Gather all lines in the data that hold the string "kernel".

—————

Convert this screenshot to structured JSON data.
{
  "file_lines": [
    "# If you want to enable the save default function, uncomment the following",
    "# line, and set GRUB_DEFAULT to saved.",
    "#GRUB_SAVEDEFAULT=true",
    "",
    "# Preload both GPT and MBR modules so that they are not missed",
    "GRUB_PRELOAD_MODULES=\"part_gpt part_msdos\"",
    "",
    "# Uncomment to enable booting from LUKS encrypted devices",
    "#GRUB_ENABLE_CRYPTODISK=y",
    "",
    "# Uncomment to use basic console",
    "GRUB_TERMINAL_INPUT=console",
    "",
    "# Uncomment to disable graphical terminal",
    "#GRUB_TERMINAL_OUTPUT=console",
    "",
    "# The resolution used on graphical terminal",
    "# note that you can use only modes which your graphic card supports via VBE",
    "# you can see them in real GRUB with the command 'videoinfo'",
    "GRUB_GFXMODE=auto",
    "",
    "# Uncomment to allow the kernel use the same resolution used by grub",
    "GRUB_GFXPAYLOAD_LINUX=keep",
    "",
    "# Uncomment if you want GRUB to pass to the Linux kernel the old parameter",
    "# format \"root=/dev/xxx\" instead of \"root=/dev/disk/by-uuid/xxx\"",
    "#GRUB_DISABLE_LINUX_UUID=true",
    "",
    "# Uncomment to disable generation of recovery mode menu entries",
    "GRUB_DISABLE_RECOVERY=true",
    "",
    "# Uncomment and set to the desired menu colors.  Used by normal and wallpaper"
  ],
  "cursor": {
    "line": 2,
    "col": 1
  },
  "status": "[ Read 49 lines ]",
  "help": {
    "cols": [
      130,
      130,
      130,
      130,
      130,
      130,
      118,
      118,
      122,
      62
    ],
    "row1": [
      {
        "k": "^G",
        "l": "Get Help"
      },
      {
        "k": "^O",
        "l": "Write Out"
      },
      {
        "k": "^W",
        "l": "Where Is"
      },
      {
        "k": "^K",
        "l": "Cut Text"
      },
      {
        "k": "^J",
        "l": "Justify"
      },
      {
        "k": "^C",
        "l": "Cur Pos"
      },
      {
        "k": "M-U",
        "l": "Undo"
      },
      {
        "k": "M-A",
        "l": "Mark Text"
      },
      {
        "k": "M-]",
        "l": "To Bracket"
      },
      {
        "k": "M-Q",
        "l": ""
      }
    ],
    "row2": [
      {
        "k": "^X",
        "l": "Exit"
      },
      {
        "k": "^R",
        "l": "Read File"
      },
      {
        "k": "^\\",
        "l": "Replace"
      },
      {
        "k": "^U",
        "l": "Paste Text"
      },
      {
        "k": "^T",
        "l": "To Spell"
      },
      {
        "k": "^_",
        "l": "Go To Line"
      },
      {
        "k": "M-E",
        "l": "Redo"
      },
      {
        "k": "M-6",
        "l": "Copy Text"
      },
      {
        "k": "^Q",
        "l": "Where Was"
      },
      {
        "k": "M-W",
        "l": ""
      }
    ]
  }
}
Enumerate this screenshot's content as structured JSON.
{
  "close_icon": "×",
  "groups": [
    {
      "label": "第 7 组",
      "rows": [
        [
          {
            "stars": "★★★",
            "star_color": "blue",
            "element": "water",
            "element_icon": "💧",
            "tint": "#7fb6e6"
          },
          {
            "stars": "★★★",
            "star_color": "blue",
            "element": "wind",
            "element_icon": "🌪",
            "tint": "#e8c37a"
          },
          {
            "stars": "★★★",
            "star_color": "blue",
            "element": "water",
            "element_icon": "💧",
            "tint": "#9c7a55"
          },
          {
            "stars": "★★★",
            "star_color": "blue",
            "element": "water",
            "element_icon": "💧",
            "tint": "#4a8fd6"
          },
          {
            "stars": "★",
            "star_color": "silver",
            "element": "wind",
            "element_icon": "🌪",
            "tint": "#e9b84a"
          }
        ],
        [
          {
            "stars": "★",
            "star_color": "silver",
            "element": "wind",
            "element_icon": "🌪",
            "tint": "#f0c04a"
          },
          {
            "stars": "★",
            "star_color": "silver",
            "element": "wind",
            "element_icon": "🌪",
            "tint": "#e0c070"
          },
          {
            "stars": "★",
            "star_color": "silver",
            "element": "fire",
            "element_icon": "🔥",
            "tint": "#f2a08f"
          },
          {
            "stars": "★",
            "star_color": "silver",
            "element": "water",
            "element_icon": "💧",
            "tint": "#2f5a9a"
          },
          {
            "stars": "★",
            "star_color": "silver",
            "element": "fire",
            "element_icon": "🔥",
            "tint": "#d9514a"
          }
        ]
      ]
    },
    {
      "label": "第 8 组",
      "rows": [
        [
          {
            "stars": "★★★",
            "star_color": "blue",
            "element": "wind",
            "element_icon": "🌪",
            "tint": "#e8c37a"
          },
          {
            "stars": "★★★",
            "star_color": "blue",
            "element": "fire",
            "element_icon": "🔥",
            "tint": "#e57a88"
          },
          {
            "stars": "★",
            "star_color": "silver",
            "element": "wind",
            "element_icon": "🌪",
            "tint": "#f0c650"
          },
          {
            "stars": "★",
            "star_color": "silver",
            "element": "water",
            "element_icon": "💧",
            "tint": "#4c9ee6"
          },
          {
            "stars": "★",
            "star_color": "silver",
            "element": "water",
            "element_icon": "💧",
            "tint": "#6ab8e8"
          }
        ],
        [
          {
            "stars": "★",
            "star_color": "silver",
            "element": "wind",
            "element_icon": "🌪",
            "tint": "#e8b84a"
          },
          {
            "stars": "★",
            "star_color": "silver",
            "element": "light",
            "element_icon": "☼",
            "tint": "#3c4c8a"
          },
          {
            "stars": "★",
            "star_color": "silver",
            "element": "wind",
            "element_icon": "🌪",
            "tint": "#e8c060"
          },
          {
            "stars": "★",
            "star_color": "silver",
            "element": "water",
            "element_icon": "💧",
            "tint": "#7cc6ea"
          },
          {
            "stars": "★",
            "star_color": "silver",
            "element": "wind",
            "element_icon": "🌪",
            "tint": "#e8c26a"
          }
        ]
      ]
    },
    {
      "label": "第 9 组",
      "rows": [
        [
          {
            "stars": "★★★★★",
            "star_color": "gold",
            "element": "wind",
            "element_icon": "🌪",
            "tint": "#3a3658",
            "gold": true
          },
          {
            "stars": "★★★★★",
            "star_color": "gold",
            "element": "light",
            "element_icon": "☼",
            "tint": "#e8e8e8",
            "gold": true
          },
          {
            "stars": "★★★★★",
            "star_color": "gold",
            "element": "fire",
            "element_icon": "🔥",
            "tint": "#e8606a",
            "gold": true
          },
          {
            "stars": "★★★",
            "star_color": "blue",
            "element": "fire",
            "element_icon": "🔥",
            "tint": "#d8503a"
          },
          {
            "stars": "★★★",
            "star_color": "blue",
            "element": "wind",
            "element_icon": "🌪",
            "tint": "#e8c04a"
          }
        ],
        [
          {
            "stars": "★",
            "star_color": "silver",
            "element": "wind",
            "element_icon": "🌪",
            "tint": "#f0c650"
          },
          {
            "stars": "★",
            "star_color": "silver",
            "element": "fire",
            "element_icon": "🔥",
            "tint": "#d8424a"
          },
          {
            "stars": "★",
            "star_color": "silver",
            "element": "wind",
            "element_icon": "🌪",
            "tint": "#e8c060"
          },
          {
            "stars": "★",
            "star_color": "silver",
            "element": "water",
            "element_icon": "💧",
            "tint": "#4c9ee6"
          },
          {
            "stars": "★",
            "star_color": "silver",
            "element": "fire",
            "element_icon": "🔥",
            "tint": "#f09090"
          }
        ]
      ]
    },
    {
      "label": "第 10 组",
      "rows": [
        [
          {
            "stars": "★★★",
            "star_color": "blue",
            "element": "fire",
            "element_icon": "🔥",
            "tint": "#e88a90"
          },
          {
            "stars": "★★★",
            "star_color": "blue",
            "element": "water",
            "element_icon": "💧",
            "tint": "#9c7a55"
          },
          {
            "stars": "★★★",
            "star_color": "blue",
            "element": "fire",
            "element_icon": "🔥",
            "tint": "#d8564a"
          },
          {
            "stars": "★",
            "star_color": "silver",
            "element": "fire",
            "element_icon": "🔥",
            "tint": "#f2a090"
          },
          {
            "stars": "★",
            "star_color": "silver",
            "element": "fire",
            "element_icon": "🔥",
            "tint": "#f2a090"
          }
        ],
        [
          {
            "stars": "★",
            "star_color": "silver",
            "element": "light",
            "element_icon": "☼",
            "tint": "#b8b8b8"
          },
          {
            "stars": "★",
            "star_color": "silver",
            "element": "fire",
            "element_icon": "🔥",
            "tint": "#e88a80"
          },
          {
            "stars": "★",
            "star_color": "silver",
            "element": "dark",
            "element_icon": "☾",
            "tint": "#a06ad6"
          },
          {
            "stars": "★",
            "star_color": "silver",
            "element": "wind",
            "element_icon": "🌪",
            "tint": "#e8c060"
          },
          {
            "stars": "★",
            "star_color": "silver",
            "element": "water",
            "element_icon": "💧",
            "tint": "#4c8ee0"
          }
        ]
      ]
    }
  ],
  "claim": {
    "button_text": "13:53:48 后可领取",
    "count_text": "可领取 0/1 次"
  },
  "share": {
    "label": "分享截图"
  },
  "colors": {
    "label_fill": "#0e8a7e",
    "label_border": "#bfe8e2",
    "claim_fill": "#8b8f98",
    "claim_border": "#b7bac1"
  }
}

—————

RESPONSE BELOW
    "# Uncomment to allow the kernel use the same resolution used by grub",
    "# Uncomment if you want GRUB to pass to the Linux kernel the old parameter",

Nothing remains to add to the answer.